# Start of SUPPLIED RECORDS
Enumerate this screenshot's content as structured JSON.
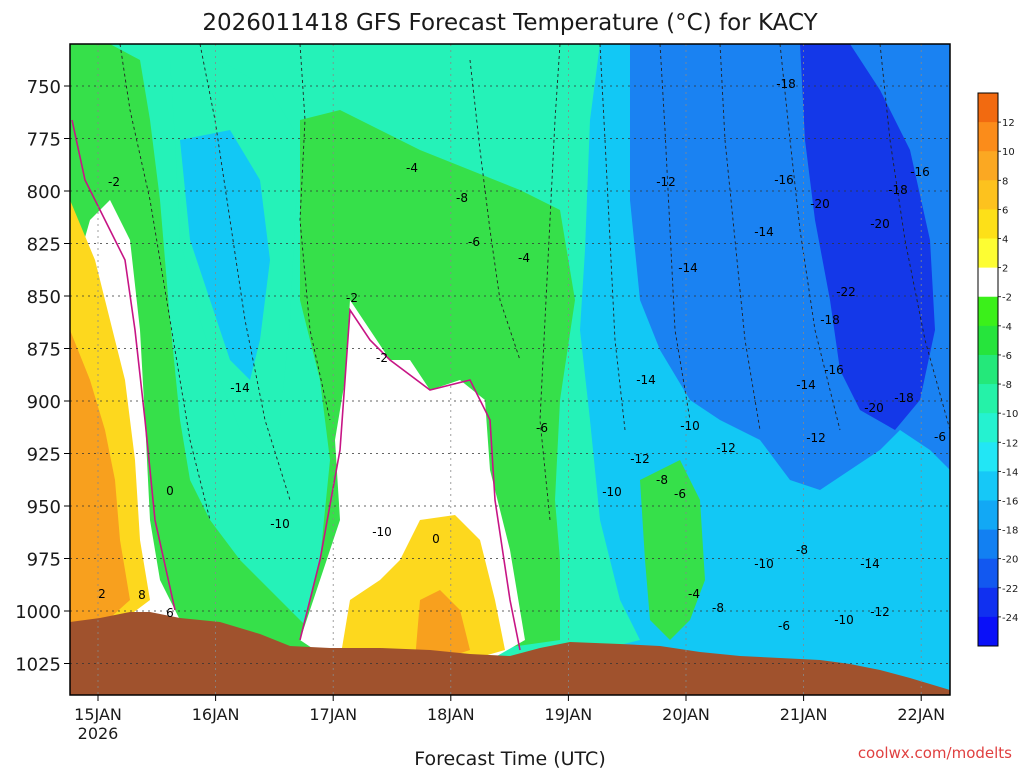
{
  "chart_data": {
    "type": "heatmap",
    "title": "2026011418 GFS Forecast Temperature (°C) for KACY",
    "xlabel": "Forecast Time (UTC)",
    "ylabel": "",
    "y_axis_reversed": true,
    "ylim": [
      1040,
      730
    ],
    "y_ticks": [
      {
        "v": 750,
        "label": "750"
      },
      {
        "v": 775,
        "label": "775"
      },
      {
        "v": 800,
        "label": "800"
      },
      {
        "v": 825,
        "label": "825"
      },
      {
        "v": 850,
        "label": "850"
      },
      {
        "v": 875,
        "label": "875"
      },
      {
        "v": 900,
        "label": "900"
      },
      {
        "v": 925,
        "label": "925"
      },
      {
        "v": 950,
        "label": "950"
      },
      {
        "v": 975,
        "label": "975"
      },
      {
        "v": 1000,
        "label": "1000"
      },
      {
        "v": 1025,
        "label": "1025"
      }
    ],
    "x_ticks": [
      {
        "label": "15JAN",
        "sub": "2026"
      },
      {
        "label": "16JAN",
        "sub": ""
      },
      {
        "label": "17JAN",
        "sub": ""
      },
      {
        "label": "18JAN",
        "sub": ""
      },
      {
        "label": "19JAN",
        "sub": ""
      },
      {
        "label": "20JAN",
        "sub": ""
      },
      {
        "label": "21JAN",
        "sub": ""
      },
      {
        "label": "22JAN",
        "sub": ""
      }
    ],
    "grid": true,
    "colorbar": {
      "labels": [
        "12",
        "10",
        "8",
        "6",
        "4",
        "2",
        "-2",
        "-4",
        "-6",
        "-8",
        "-10",
        "-12",
        "-14",
        "-16",
        "-18",
        "-20",
        "-22",
        "-24"
      ],
      "colors": [
        "#f26a10",
        "#fb8c1a",
        "#fba822",
        "#fdc21e",
        "#fde018",
        "#fdfd33",
        "#ffffff",
        "#3bf01a",
        "#26e43c",
        "#24e87a",
        "#25f2a8",
        "#25f2d0",
        "#22e6f5",
        "#16c8f7",
        "#12a8f5",
        "#1280f2",
        "#1258f0",
        "#1030f0",
        "#0a10f8"
      ]
    },
    "bands": [
      {
        "name": "surface",
        "color": "#a0522d"
      },
      {
        "name": "-20",
        "color": "#1438e8"
      },
      {
        "name": "-16",
        "color": "#1a82f2"
      },
      {
        "name": "-12",
        "color": "#12c8f5"
      },
      {
        "name": "-8",
        "color": "#25f2b8"
      },
      {
        "name": "-4",
        "color": "#36e04a"
      },
      {
        "name": "0",
        "color": "#ffffff"
      },
      {
        "name": "4",
        "color": "#fdd81e"
      },
      {
        "name": "8",
        "color": "#f8a01e"
      }
    ],
    "contour_labels": [
      "-2",
      "-4",
      "-8",
      "-6",
      "-4",
      "-12",
      "-18",
      "-16",
      "-20",
      "-18",
      "-16",
      "-14",
      "-20",
      "-14",
      "-22",
      "-18",
      "-2",
      "-14",
      "-16",
      "-14",
      "-20",
      "-18",
      "-2",
      "-10",
      "-12",
      "-10",
      "-12",
      "-14",
      "-6",
      "-12",
      "-8",
      "-10",
      "-8",
      "-6",
      "-8",
      "-10",
      "-6",
      "-4",
      "-14",
      "-10",
      "-12",
      "-10",
      "0",
      "2",
      "8",
      "6",
      "0",
      "-6",
      "-16"
    ],
    "footer_url": "coolwx.com/modelts"
  }
}
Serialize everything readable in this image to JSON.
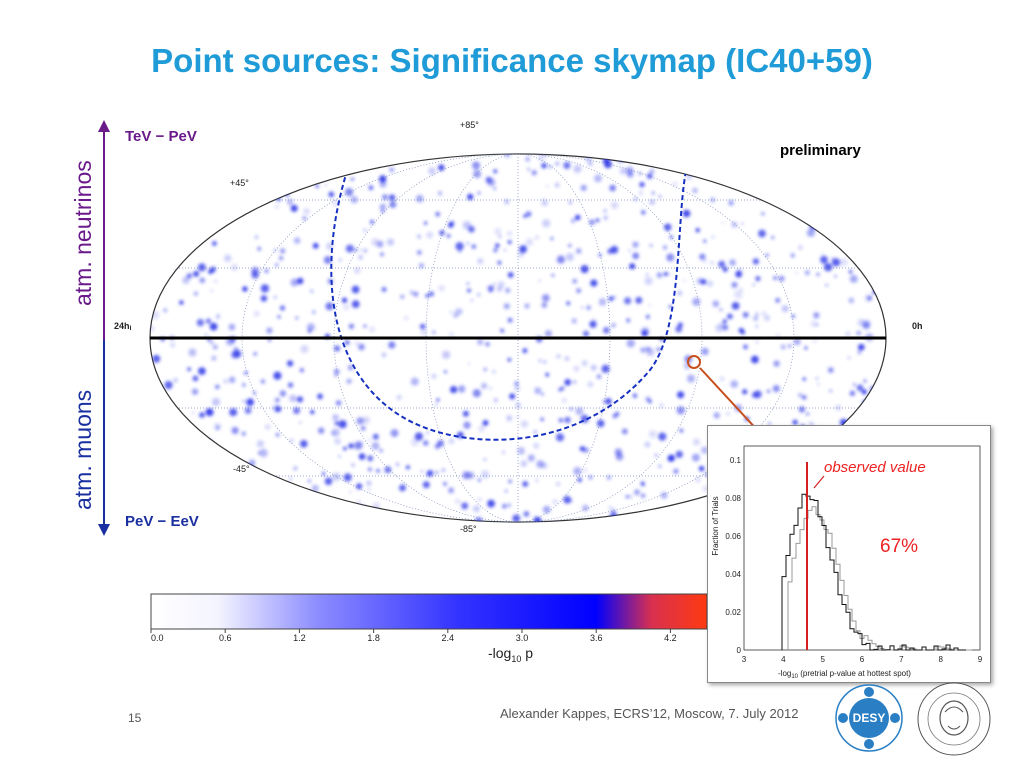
{
  "slide": {
    "title": "Point sources: Significance skymap (IC40+59)",
    "preliminary": "preliminary",
    "footer": "Alexander Kappes, ECRS’12, Moscow, 7. July 2012",
    "page_number": "15"
  },
  "side_labels": {
    "upper": "atm. neutrinos",
    "lower": "atm. muons",
    "upper_energy": "TeV − PeV",
    "lower_energy": "PeV − EeV"
  },
  "skymap": {
    "lat_labels": [
      "+85°",
      "+45°",
      "-45°",
      "-85°"
    ],
    "ra_left": "24h",
    "ra_right": "0h"
  },
  "colorbar": {
    "ticks": [
      "0.0",
      "0.6",
      "1.2",
      "1.8",
      "2.4",
      "3.0",
      "3.6",
      "4.2"
    ],
    "label_main": "-log",
    "label_sub": "10",
    "label_tail": " p"
  },
  "inset": {
    "ylabel": "Fraction of Trials",
    "annotation": "observed value",
    "percentage": "67%",
    "xlabel_main": "-log",
    "xlabel_sub": "10",
    "xlabel_tail": "  (pretrial p-value at hottest spot)",
    "yticks": [
      "0",
      "0.02",
      "0.04",
      "0.06",
      "0.08",
      "0.1"
    ],
    "xticks": [
      "3",
      "4",
      "5",
      "6",
      "7",
      "8",
      "9"
    ]
  },
  "colors": {
    "title": "#1f9bd7",
    "upper_arrow": "#6a1a8a",
    "lower_arrow": "#1a2fa0",
    "accent_red": "#e22222"
  },
  "logos": {
    "desy_text": "DESY"
  }
}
# End of SUPPLIED RECORDS
Repeat the records in full, exactly as they appear, without the pictures.

Enumerate this screenshot's content as structured JSON.
{
  "chart_data": {
    "type": "heatmap",
    "title": "2026011418 GFS Forecast Temperature (°C) for KACY",
    "xlabel": "Forecast Time (UTC)",
    "ylabel": "",
    "y_axis_reversed": true,
    "ylim": [
      1040,
      730
    ],
    "y_ticks": [
      {
        "v": 750,
        "label": "750"
      },
      {
        "v": 775,
        "label": "775"
      },
      {
        "v": 800,
        "label": "800"
      },
      {
        "v": 825,
        "label": "825"
      },
      {
        "v": 850,
        "label": "850"
      },
      {
        "v": 875,
        "label": "875"
      },
      {
        "v": 900,
        "label": "900"
      },
      {
        "v": 925,
        "label": "925"
      },
      {
        "v": 950,
        "label": "950"
      },
      {
        "v": 975,
        "label": "975"
      },
      {
        "v": 1000,
        "label": "1000"
      },
      {
        "v": 1025,
        "label": "1025"
      }
    ],
    "x_ticks": [
      {
        "label": "15JAN",
        "sub": "2026"
      },
      {
        "label": "16JAN",
        "sub": ""
      },
      {
        "label": "17JAN",
        "sub": ""
      },
      {
        "label": "18JAN",
        "sub": ""
      },
      {
        "label": "19JAN",
        "sub": ""
      },
      {
        "label": "20JAN",
        "sub": ""
      },
      {
        "label": "21JAN",
        "sub": ""
      },
      {
        "label": "22JAN",
        "sub": ""
      }
    ],
    "grid": true,
    "colorbar": {
      "labels": [
        "12",
        "10",
        "8",
        "6",
        "4",
        "2",
        "-2",
        "-4",
        "-6",
        "-8",
        "-10",
        "-12",
        "-14",
        "-16",
        "-18",
        "-20",
        "-22",
        "-24"
      ],
      "colors": [
        "#f26a10",
        "#fb8c1a",
        "#fba822",
        "#fdc21e",
        "#fde018",
        "#fdfd33",
        "#ffffff",
        "#3bf01a",
        "#26e43c",
        "#24e87a",
        "#25f2a8",
        "#25f2d0",
        "#22e6f5",
        "#16c8f7",
        "#12a8f5",
        "#1280f2",
        "#1258f0",
        "#1030f0",
        "#0a10f8"
      ]
    },
    "bands": [
      {
        "name": "surface",
        "color": "#a0522d"
      },
      {
        "name": "-20",
        "color": "#1438e8"
      },
      {
        "name": "-16",
        "color": "#1a82f2"
      },
      {
        "name": "-12",
        "color": "#12c8f5"
      },
      {
        "name": "-8",
        "color": "#25f2b8"
      },
      {
        "name": "-4",
        "color": "#36e04a"
      },
      {
        "name": "0",
        "color": "#ffffff"
      },
      {
        "name": "4",
        "color": "#fdd81e"
      },
      {
        "name": "8",
        "color": "#f8a01e"
      }
    ],
    "contour_labels": [
      "-2",
      "-4",
      "-8",
      "-6",
      "-4",
      "-12",
      "-18",
      "-16",
      "-20",
      "-18",
      "-16",
      "-14",
      "-20",
      "-14",
      "-22",
      "-18",
      "-2",
      "-14",
      "-16",
      "-14",
      "-20",
      "-18",
      "-2",
      "-10",
      "-12",
      "-10",
      "-12",
      "-14",
      "-6",
      "-12",
      "-8",
      "-10",
      "-8",
      "-6",
      "-8",
      "-10",
      "-6",
      "-4",
      "-14",
      "-10",
      "-12",
      "-10",
      "0",
      "2",
      "8",
      "6",
      "0",
      "-6",
      "-16"
    ],
    "footer_url": "coolwx.com/modelts"
  }
}
Serialize everything readable in this image to JSON.
{
  "slide": {
    "title": "Point sources: Significance skymap (IC40+59)",
    "preliminary": "preliminary",
    "footer": "Alexander Kappes, ECRS’12, Moscow, 7. July 2012",
    "page_number": "15"
  },
  "side_labels": {
    "upper": "atm. neutrinos",
    "lower": "atm. muons",
    "upper_energy": "TeV − PeV",
    "lower_energy": "PeV − EeV"
  },
  "skymap": {
    "lat_labels": [
      "+85°",
      "+45°",
      "-45°",
      "-85°"
    ],
    "ra_left": "24h",
    "ra_right": "0h"
  },
  "colorbar": {
    "ticks": [
      "0.0",
      "0.6",
      "1.2",
      "1.8",
      "2.4",
      "3.0",
      "3.6",
      "4.2"
    ],
    "label_main": "-log",
    "label_sub": "10",
    "label_tail": " p"
  },
  "inset": {
    "ylabel": "Fraction of Trials",
    "annotation": "observed value",
    "percentage": "67%",
    "xlabel_main": "-log",
    "xlabel_sub": "10",
    "xlabel_tail": "  (pretrial p-value at hottest spot)",
    "yticks": [
      "0",
      "0.02",
      "0.04",
      "0.06",
      "0.08",
      "0.1"
    ],
    "xticks": [
      "3",
      "4",
      "5",
      "6",
      "7",
      "8",
      "9"
    ]
  },
  "colors": {
    "title": "#1f9bd7",
    "upper_arrow": "#6a1a8a",
    "lower_arrow": "#1a2fa0",
    "accent_red": "#e22222"
  },
  "logos": {
    "desy_text": "DESY"
  }
}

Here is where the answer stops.